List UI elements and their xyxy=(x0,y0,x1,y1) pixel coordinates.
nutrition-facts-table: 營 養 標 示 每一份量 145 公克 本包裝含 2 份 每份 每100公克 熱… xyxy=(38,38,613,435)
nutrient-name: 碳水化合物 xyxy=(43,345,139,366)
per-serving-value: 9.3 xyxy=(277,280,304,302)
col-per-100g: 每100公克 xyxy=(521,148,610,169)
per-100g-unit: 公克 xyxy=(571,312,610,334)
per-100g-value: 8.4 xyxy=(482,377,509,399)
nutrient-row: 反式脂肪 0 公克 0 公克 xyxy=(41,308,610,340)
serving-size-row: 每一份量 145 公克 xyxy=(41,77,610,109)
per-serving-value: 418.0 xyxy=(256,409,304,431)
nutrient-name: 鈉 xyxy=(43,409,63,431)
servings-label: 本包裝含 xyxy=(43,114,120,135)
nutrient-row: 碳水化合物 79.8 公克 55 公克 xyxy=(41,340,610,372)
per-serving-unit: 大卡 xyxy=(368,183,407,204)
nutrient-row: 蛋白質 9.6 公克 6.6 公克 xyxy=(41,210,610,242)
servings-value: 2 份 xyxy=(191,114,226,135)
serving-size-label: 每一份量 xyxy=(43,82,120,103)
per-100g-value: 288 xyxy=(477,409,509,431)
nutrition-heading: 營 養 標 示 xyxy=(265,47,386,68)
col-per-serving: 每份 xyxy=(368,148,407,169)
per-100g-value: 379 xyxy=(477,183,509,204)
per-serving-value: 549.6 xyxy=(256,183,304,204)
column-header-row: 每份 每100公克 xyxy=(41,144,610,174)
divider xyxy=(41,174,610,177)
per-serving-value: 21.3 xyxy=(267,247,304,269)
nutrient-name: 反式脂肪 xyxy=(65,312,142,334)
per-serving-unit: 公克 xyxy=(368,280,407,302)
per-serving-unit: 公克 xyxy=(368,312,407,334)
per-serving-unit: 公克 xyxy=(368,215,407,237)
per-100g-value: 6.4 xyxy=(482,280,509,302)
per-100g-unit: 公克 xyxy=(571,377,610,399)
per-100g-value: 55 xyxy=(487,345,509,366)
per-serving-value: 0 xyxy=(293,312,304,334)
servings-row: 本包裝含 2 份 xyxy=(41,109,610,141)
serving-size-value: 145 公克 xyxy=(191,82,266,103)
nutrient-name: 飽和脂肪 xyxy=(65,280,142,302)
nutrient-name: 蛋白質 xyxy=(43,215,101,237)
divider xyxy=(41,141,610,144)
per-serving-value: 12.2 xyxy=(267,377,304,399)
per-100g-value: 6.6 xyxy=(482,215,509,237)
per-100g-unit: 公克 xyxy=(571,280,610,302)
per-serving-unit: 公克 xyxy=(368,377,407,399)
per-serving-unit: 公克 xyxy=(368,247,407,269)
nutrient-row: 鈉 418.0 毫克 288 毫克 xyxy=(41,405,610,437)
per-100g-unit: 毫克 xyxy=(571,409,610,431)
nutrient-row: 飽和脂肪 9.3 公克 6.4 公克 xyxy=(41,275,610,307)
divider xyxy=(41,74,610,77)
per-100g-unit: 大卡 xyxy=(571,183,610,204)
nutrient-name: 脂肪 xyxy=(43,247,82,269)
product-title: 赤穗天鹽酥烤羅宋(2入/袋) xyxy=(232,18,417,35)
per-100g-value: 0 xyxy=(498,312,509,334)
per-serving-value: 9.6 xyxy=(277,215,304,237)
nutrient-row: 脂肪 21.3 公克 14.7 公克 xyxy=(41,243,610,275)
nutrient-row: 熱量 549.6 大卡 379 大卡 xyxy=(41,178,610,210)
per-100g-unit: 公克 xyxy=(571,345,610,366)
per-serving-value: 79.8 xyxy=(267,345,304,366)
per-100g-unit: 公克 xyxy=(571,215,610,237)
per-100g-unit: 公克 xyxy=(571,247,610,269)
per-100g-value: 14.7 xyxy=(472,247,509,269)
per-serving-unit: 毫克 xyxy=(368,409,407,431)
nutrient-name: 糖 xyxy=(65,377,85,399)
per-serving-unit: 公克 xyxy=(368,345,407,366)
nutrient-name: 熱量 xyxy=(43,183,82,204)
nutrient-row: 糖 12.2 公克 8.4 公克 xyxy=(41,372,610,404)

--*--

#### EXERCISE DESCRIPTION:
Copy out the listing above word for word, starting at its first line and ending at the line that contains "nutrient-row: 碳水化合物 79.8", with both of those lines included.

#### THE REPLY:
List UI elements and their xyxy=(x0,y0,x1,y1) pixel coordinates.
nutrition-facts-table: 營 養 標 示 每一份量 145 公克 本包裝含 2 份 每份 每100公克 熱… xyxy=(38,38,613,435)
nutrient-name: 碳水化合物 xyxy=(43,345,139,366)
per-serving-value: 9.3 xyxy=(277,280,304,302)
col-per-100g: 每100公克 xyxy=(521,148,610,169)
per-100g-unit: 公克 xyxy=(571,312,610,334)
per-100g-value: 8.4 xyxy=(482,377,509,399)
nutrient-row: 反式脂肪 0 公克 0 公克 xyxy=(41,308,610,340)
serving-size-row: 每一份量 145 公克 xyxy=(41,77,610,109)
per-serving-value: 418.0 xyxy=(256,409,304,431)
nutrient-name: 鈉 xyxy=(43,409,63,431)
servings-label: 本包裝含 xyxy=(43,114,120,135)
nutrient-row: 碳水化合物 79.8 公克 55 公克 xyxy=(41,340,610,372)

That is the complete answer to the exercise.